►

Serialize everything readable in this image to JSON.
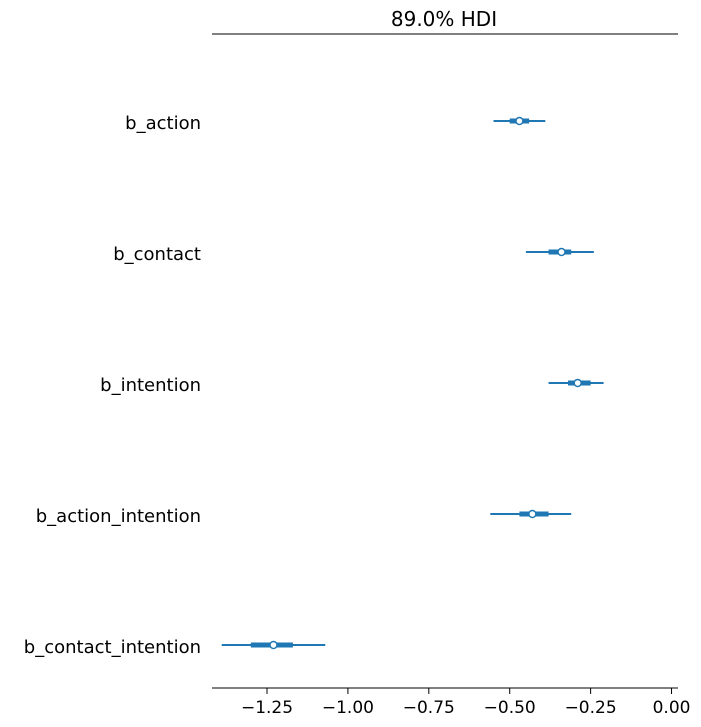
{
  "chart_data": {
    "type": "forest",
    "title": "89.0% HDI",
    "xlim": [
      -1.42,
      0.02
    ],
    "xticks": [
      {
        "value": -1.25,
        "label": "−1.25"
      },
      {
        "value": -1.0,
        "label": "−1.00"
      },
      {
        "value": -0.75,
        "label": "−0.75"
      },
      {
        "value": -0.5,
        "label": "−0.50"
      },
      {
        "value": -0.25,
        "label": "−0.25"
      },
      {
        "value": 0.0,
        "label": "0.00"
      }
    ],
    "color": "#1f77b4",
    "parameters": [
      {
        "name": "b_action",
        "mean": -0.47,
        "hdi_low": -0.55,
        "hdi_high": -0.39,
        "q25": -0.5,
        "q75": -0.44
      },
      {
        "name": "b_contact",
        "mean": -0.34,
        "hdi_low": -0.45,
        "hdi_high": -0.24,
        "q25": -0.38,
        "q75": -0.31
      },
      {
        "name": "b_intention",
        "mean": -0.29,
        "hdi_low": -0.38,
        "hdi_high": -0.21,
        "q25": -0.32,
        "q75": -0.25
      },
      {
        "name": "b_action_intention",
        "mean": -0.43,
        "hdi_low": -0.56,
        "hdi_high": -0.31,
        "q25": -0.47,
        "q75": -0.38
      },
      {
        "name": "b_contact_intention",
        "mean": -1.23,
        "hdi_low": -1.39,
        "hdi_high": -1.07,
        "q25": -1.3,
        "q75": -1.17
      }
    ]
  }
}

◄

[Task prompt]
Within the entries above, work out how many lines contain the word "value". The number alone is the answer.

[Complete response]
6